The task. Repeat the full listing, word for word.
** begin Data to process **
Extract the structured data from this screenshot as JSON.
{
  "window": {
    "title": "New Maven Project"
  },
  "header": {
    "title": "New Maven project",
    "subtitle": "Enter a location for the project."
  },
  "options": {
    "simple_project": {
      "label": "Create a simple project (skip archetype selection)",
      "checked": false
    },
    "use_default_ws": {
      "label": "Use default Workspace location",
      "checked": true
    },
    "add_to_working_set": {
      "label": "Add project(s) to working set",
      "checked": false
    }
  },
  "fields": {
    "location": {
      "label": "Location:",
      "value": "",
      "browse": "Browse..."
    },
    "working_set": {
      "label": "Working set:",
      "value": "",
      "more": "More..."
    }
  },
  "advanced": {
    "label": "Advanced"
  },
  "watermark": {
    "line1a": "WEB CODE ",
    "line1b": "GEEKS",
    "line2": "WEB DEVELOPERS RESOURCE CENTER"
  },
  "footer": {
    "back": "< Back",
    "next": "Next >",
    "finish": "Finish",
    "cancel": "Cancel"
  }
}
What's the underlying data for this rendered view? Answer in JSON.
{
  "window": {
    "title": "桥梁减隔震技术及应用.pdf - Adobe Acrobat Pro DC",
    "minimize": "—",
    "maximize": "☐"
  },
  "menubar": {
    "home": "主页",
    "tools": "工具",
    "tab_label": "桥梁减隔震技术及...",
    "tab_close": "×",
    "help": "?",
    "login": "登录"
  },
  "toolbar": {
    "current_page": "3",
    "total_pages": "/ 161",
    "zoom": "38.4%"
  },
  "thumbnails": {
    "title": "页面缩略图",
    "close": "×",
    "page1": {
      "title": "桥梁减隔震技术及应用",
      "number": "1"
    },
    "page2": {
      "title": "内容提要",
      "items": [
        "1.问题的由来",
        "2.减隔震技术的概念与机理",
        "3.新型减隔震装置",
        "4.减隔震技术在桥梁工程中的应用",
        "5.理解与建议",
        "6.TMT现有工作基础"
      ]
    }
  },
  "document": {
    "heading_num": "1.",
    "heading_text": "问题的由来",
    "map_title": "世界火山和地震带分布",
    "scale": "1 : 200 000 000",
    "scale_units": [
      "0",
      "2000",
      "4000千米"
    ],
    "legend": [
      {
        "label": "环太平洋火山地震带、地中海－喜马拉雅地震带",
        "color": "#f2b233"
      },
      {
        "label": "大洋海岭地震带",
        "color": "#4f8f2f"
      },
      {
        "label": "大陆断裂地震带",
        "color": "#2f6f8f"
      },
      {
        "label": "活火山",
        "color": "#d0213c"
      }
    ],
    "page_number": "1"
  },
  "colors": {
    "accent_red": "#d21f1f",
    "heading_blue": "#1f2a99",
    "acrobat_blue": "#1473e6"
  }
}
** end Data to process **
Final result.
Extract the structured data from this screenshot as JSON.
{
  "window": {
    "title": "New Maven Project"
  },
  "header": {
    "title": "New Maven project",
    "subtitle": "Enter a location for the project."
  },
  "options": {
    "simple_project": {
      "label": "Create a simple project (skip archetype selection)",
      "checked": false
    },
    "use_default_ws": {
      "label": "Use default Workspace location",
      "checked": true
    },
    "add_to_working_set": {
      "label": "Add project(s) to working set",
      "checked": false
    }
  },
  "fields": {
    "location": {
      "label": "Location:",
      "value": "",
      "browse": "Browse..."
    },
    "working_set": {
      "label": "Working set:",
      "value": "",
      "more": "More..."
    }
  },
  "advanced": {
    "label": "Advanced"
  },
  "watermark": {
    "line1a": "WEB CODE ",
    "line1b": "GEEKS",
    "line2": "WEB DEVELOPERS RESOURCE CENTER"
  },
  "footer": {
    "back": "< Back",
    "next": "Next >",
    "finish": "Finish",
    "cancel": "Cancel"
  }
}
What's the underlying data for this rendered view? Answer in JSON.
{
  "window": {
    "title": "桥梁减隔震技术及应用.pdf - Adobe Acrobat Pro DC",
    "minimize": "—",
    "maximize": "☐"
  },
  "menubar": {
    "home": "主页",
    "tools": "工具",
    "tab_label": "桥梁减隔震技术及...",
    "tab_close": "×",
    "help": "?",
    "login": "登录"
  },
  "toolbar": {
    "current_page": "3",
    "total_pages": "/ 161",
    "zoom": "38.4%"
  },
  "thumbnails": {
    "title": "页面缩略图",
    "close": "×",
    "page1": {
      "title": "桥梁减隔震技术及应用",
      "number": "1"
    },
    "page2": {
      "title": "内容提要",
      "items": [
        "1.问题的由来",
        "2.减隔震技术的概念与机理",
        "3.新型减隔震装置",
        "4.减隔震技术在桥梁工程中的应用",
        "5.理解与建议",
        "6.TMT现有工作基础"
      ]
    }
  },
  "document": {
    "heading_num": "1.",
    "heading_text": "问题的由来",
    "map_title": "世界火山和地震带分布",
    "scale": "1 : 200 000 000",
    "scale_units": [
      "0",
      "2000",
      "4000千米"
    ],
    "legend": [
      {
        "label": "环太平洋火山地震带、地中海－喜马拉雅地震带",
        "color": "#f2b233"
      },
      {
        "label": "大洋海岭地震带",
        "color": "#4f8f2f"
      },
      {
        "label": "大陆断裂地震带",
        "color": "#2f6f8f"
      },
      {
        "label": "活火山",
        "color": "#d0213c"
      }
    ],
    "page_number": "1"
  },
  "colors": {
    "accent_red": "#d21f1f",
    "heading_blue": "#1f2a99",
    "acrobat_blue": "#1473e6"
  }
}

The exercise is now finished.